- **Directive**:
Read through the data and report every line in which the word "Simulator" occurs.

▬▬▬▬▬▬▬▬▬▬

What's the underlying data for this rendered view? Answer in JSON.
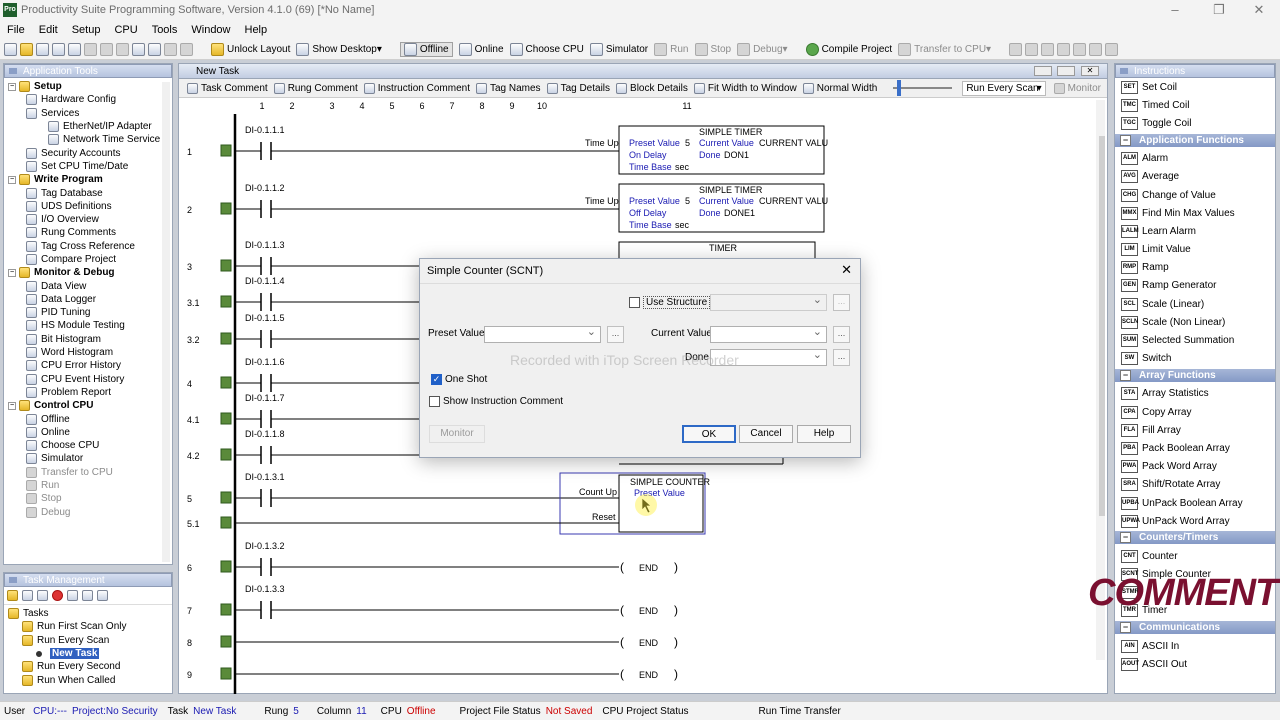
{
  "window": {
    "title": "Productivity Suite Programming Software, Version 4.1.0 (69)   [*No Name]",
    "app_icon": "Pro"
  },
  "menu": [
    "File",
    "Edit",
    "Setup",
    "CPU",
    "Tools",
    "Window",
    "Help"
  ],
  "toolbar": {
    "unlock_layout": "Unlock Layout",
    "show_desktop": "Show Desktop",
    "offline": "Offline",
    "online": "Online",
    "choose_cpu": "Choose CPU",
    "simulator": "Simulator",
    "run": "Run",
    "stop": "Stop",
    "debug": "Debug",
    "compile": "Compile Project",
    "transfer": "Transfer to CPU"
  },
  "app_tools": {
    "title": "Application Tools",
    "items": [
      {
        "label": "Setup",
        "group": true
      },
      {
        "label": "Hardware Config",
        "group": false,
        "level": 2
      },
      {
        "label": "Services",
        "group": false,
        "level": 2
      },
      {
        "label": "EtherNet/IP Adapter",
        "group": false,
        "level": 3
      },
      {
        "label": "Network Time Service",
        "group": false,
        "level": 3
      },
      {
        "label": "Security Accounts",
        "group": false,
        "level": 2
      },
      {
        "label": "Set CPU Time/Date",
        "group": false,
        "level": 2
      },
      {
        "label": "Write Program",
        "group": true
      },
      {
        "label": "Tag Database",
        "group": false,
        "level": 2
      },
      {
        "label": "UDS Definitions",
        "group": false,
        "level": 2
      },
      {
        "label": "I/O Overview",
        "group": false,
        "level": 2
      },
      {
        "label": "Rung Comments",
        "group": false,
        "level": 2
      },
      {
        "label": "Tag Cross Reference",
        "group": false,
        "level": 2
      },
      {
        "label": "Compare Project",
        "group": false,
        "level": 2
      },
      {
        "label": "Monitor & Debug",
        "group": true
      },
      {
        "label": "Data View",
        "group": false,
        "level": 2
      },
      {
        "label": "Data Logger",
        "group": false,
        "level": 2
      },
      {
        "label": "PID Tuning",
        "group": false,
        "level": 2
      },
      {
        "label": "HS Module Testing",
        "group": false,
        "level": 2
      },
      {
        "label": "Bit Histogram",
        "group": false,
        "level": 2
      },
      {
        "label": "Word Histogram",
        "group": false,
        "level": 2
      },
      {
        "label": "CPU Error History",
        "group": false,
        "level": 2
      },
      {
        "label": "CPU Event History",
        "group": false,
        "level": 2
      },
      {
        "label": "Problem Report",
        "group": false,
        "level": 2
      },
      {
        "label": "Control CPU",
        "group": true
      },
      {
        "label": "Offline",
        "group": false,
        "level": 2
      },
      {
        "label": "Online",
        "group": false,
        "level": 2
      },
      {
        "label": "Choose CPU",
        "group": false,
        "level": 2
      },
      {
        "label": "Simulator",
        "group": false,
        "level": 2
      },
      {
        "label": "Transfer to CPU",
        "group": false,
        "level": 2,
        "disabled": true
      },
      {
        "label": "Run",
        "group": false,
        "level": 2,
        "disabled": true
      },
      {
        "label": "Stop",
        "group": false,
        "level": 2,
        "disabled": true
      },
      {
        "label": "Debug",
        "group": false,
        "level": 2,
        "disabled": true
      }
    ]
  },
  "task_mgmt": {
    "title": "Task Management",
    "items": [
      {
        "label": "Tasks",
        "level": 1
      },
      {
        "label": "Run First Scan Only",
        "level": 2
      },
      {
        "label": "Run Every Scan",
        "level": 2
      },
      {
        "label": "New Task",
        "level": 3,
        "selected": true
      },
      {
        "label": "Run Every Second",
        "level": 2
      },
      {
        "label": "Run When Called",
        "level": 2
      }
    ]
  },
  "editor": {
    "title": "New Task",
    "toolbar": [
      "Task Comment",
      "Rung Comment",
      "Instruction Comment",
      "Tag Names",
      "Tag Details",
      "Block Details",
      "Fit Width to Window",
      "Normal Width"
    ],
    "scan_select": "Run Every Scan",
    "monitor": "Monitor",
    "columns": [
      "1",
      "2",
      "3",
      "4",
      "5",
      "6",
      "7",
      "8",
      "9",
      "10",
      "11"
    ],
    "rungs": [
      {
        "num": "1",
        "contact": "DI-0.1.1.1"
      },
      {
        "num": "2",
        "contact": "DI-0.1.1.2"
      },
      {
        "num": "3",
        "contact": "DI-0.1.1.3"
      },
      {
        "num": "3.1",
        "contact": "DI-0.1.1.4"
      },
      {
        "num": "3.2",
        "contact": "DI-0.1.1.5"
      },
      {
        "num": "4",
        "contact": "DI-0.1.1.6"
      },
      {
        "num": "4.1",
        "contact": "DI-0.1.1.7"
      },
      {
        "num": "4.2",
        "contact": "DI-0.1.1.8"
      },
      {
        "num": "5",
        "contact": "DI-0.1.3.1"
      },
      {
        "num": "5.1",
        "contact": ""
      },
      {
        "num": "6",
        "contact": "DI-0.1.3.2"
      },
      {
        "num": "7",
        "contact": "DI-0.1.3.3"
      },
      {
        "num": "8",
        "contact": ""
      },
      {
        "num": "9",
        "contact": ""
      }
    ],
    "timer1": {
      "title": "SIMPLE TIMER",
      "preset": "Preset Value",
      "preset_val": "5",
      "current": "Current Value",
      "current_val": "CURRENT VALU",
      "mode": "On Delay",
      "done": "Done",
      "done_val": "DON1",
      "timebase": "Time Base",
      "timebase_val": "sec",
      "output": "Time Up"
    },
    "timer2": {
      "title": "SIMPLE TIMER",
      "preset": "Preset Value",
      "preset_val": "5",
      "current": "Current Value",
      "current_val": "CURRENT VALU",
      "mode": "Off Delay",
      "done": "Done",
      "done_val": "DONE1",
      "timebase": "Time Base",
      "timebase_val": "sec",
      "output": "Time Up"
    },
    "timer3": {
      "title": "TIMER",
      "output": "Time Up"
    },
    "counter": {
      "title": "SIMPLE COUNTER",
      "preset": "Preset Value",
      "count_up": "Count Up",
      "reset": "Reset"
    },
    "end_label": "END"
  },
  "dialog": {
    "title": "Simple Counter (SCNT)",
    "use_structure": "Use Structure",
    "preset_label": "Preset Value",
    "current_label": "Current Value",
    "done_label": "Done",
    "one_shot": "One Shot",
    "show_comment": "Show Instruction Comment",
    "monitor": "Monitor",
    "ok": "OK",
    "cancel": "Cancel",
    "help": "Help",
    "ellipsis": "...",
    "watermark": "Recorded with iTop Screen Recorder"
  },
  "instructions": {
    "title": "Instructions",
    "sections": [
      {
        "title": "",
        "items": [
          {
            "badge": "SET",
            "label": "Set Coil"
          },
          {
            "badge": "TMC",
            "label": "Timed Coil"
          },
          {
            "badge": "TGC",
            "label": "Toggle Coil"
          }
        ]
      },
      {
        "title": "Application Functions",
        "items": [
          {
            "badge": "ALM",
            "label": "Alarm"
          },
          {
            "badge": "AVG",
            "label": "Average"
          },
          {
            "badge": "CHG",
            "label": "Change of Value"
          },
          {
            "badge": "MMX",
            "label": "Find Min Max Values"
          },
          {
            "badge": "LALM",
            "label": "Learn Alarm"
          },
          {
            "badge": "LIM",
            "label": "Limit Value"
          },
          {
            "badge": "RMP",
            "label": "Ramp"
          },
          {
            "badge": "GEN",
            "label": "Ramp Generator"
          },
          {
            "badge": "SCL",
            "label": "Scale (Linear)"
          },
          {
            "badge": "SCLN",
            "label": "Scale (Non Linear)"
          },
          {
            "badge": "SUM",
            "label": "Selected Summation"
          },
          {
            "badge": "SW",
            "label": "Switch"
          }
        ]
      },
      {
        "title": "Array Functions",
        "items": [
          {
            "badge": "STA",
            "label": "Array Statistics"
          },
          {
            "badge": "CPA",
            "label": "Copy Array"
          },
          {
            "badge": "FLA",
            "label": "Fill Array"
          },
          {
            "badge": "PBA",
            "label": "Pack Boolean Array"
          },
          {
            "badge": "PWA",
            "label": "Pack Word Array"
          },
          {
            "badge": "SRA",
            "label": "Shift/Rotate Array"
          },
          {
            "badge": "UPBA",
            "label": "UnPack Boolean Array"
          },
          {
            "badge": "UPWA",
            "label": "UnPack Word Array"
          }
        ]
      },
      {
        "title": "Counters/Timers",
        "items": [
          {
            "badge": "CNT",
            "label": "Counter"
          },
          {
            "badge": "SCNT",
            "label": "Simple Counter"
          },
          {
            "badge": "STMR",
            "label": ""
          },
          {
            "badge": "TMR",
            "label": "Timer"
          }
        ]
      },
      {
        "title": "Communications",
        "items": [
          {
            "badge": "AIN",
            "label": "ASCII In"
          },
          {
            "badge": "AOUT",
            "label": "ASCII Out"
          }
        ]
      }
    ]
  },
  "overlay_text": "COMMENT",
  "status": {
    "user": "User",
    "cpu": "CPU:---",
    "project": "Project:No Security",
    "task_label": "Task",
    "task": "New Task",
    "rung_label": "Rung",
    "rung": "5",
    "column_label": "Column",
    "column": "11",
    "cpu_label": "CPU",
    "cpu_state": "Offline",
    "pfs_label": "Project File Status",
    "pfs": "Not Saved",
    "cps_label": "CPU Project Status",
    "rtt_label": "Run Time Transfer"
  },
  "colors": {
    "accent": "#1a1ab2",
    "offline": "#cc0000",
    "selection": "#3060c0",
    "overlay": "#7a1030"
  }
}
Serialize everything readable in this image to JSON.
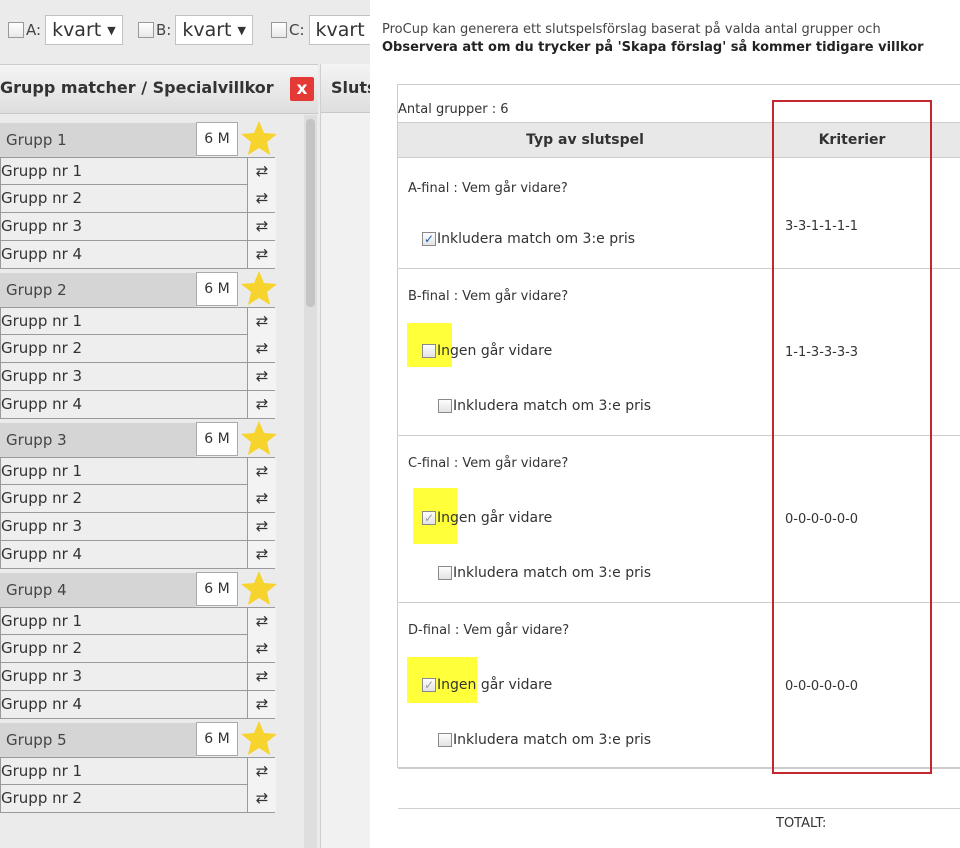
{
  "toolbar": {
    "groups": [
      {
        "letter": "A:",
        "value": "kvart"
      },
      {
        "letter": "B:",
        "value": "kvart"
      },
      {
        "letter": "C:",
        "value": "kvart"
      }
    ]
  },
  "left_panel": {
    "title": "Grupp matcher / Specialvillkor",
    "close_label": "x",
    "groups": [
      {
        "name": "Grupp 1",
        "matches": "6 M",
        "rows": [
          "Grupp nr 1",
          "Grupp nr 2",
          "Grupp nr 3",
          "Grupp nr 4"
        ]
      },
      {
        "name": "Grupp 2",
        "matches": "6 M",
        "rows": [
          "Grupp nr 1",
          "Grupp nr 2",
          "Grupp nr 3",
          "Grupp nr 4"
        ]
      },
      {
        "name": "Grupp 3",
        "matches": "6 M",
        "rows": [
          "Grupp nr 1",
          "Grupp nr 2",
          "Grupp nr 3",
          "Grupp nr 4"
        ]
      },
      {
        "name": "Grupp 4",
        "matches": "6 M",
        "rows": [
          "Grupp nr 1",
          "Grupp nr 2",
          "Grupp nr 3",
          "Grupp nr 4"
        ]
      },
      {
        "name": "Grupp 5",
        "matches": "6 M",
        "rows": [
          "Grupp nr 1",
          "Grupp nr 2"
        ]
      }
    ],
    "swap_icon": "⇄"
  },
  "tab_strip": {
    "label": "Slutspel"
  },
  "content": {
    "info_line": "ProCup kan generera ett slutspelsförslag baserat på valda antal grupper och",
    "warning_line": "Observera att om du trycker på 'Skapa förslag' så kommer tidigare villkor",
    "antal": "Antal grupper : 6",
    "headers": {
      "typ": "Typ av slutspel",
      "kriterier": "Kriterier"
    },
    "finals": [
      {
        "title": "A-final : Vem går vidare?",
        "criteria": "3-3-1-1-1-1",
        "include_checked": true,
        "include_label": "Inkludera match om 3:e pris"
      },
      {
        "title": "B-final : Vem går vidare?",
        "criteria": "1-1-3-3-3-3",
        "none_checked": false,
        "none_label": "Ingen går vidare",
        "include_checked": false,
        "include_label": "Inkludera match om 3:e pris"
      },
      {
        "title": "C-final : Vem går vidare?",
        "criteria": "0-0-0-0-0-0",
        "none_checked": true,
        "none_label": "Ingen går vidare",
        "include_checked": false,
        "include_label": "Inkludera match om 3:e pris"
      },
      {
        "title": "D-final : Vem går vidare?",
        "criteria": "0-0-0-0-0-0",
        "none_checked": true,
        "none_label": "Ingen går vidare",
        "include_checked": false,
        "include_label": "Inkludera match om 3:e pris"
      }
    ],
    "total_label": "TOTALT:"
  },
  "colors": {
    "highlight": "#ffff3a",
    "annotation_box": "#c1272d",
    "close_button": "#e53935",
    "star": "#f6d32d"
  }
}
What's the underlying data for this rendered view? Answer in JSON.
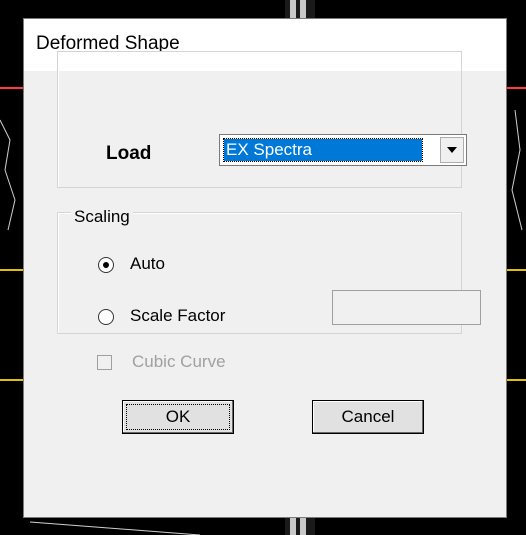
{
  "window": {
    "title": "Deformed Shape"
  },
  "load": {
    "label": "Load",
    "selected": "EX Spectra"
  },
  "scaling": {
    "group_title": "Scaling",
    "options": [
      {
        "label": "Auto",
        "checked": true
      },
      {
        "label": "Scale Factor",
        "checked": false
      }
    ],
    "scale_factor_value": ""
  },
  "cubic_curve": {
    "label": "Cubic Curve",
    "checked": false,
    "enabled": false
  },
  "buttons": {
    "ok": "OK",
    "cancel": "Cancel"
  },
  "colors": {
    "selection": "#0078d7",
    "dialog_bg": "#f0f0f0",
    "disabled_text": "#a0a0a0"
  }
}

▬▬▬▬▬▬▬▬▬▬

- **Task solution**:
    "simulator": "Simulator",
        "label": "Simulator",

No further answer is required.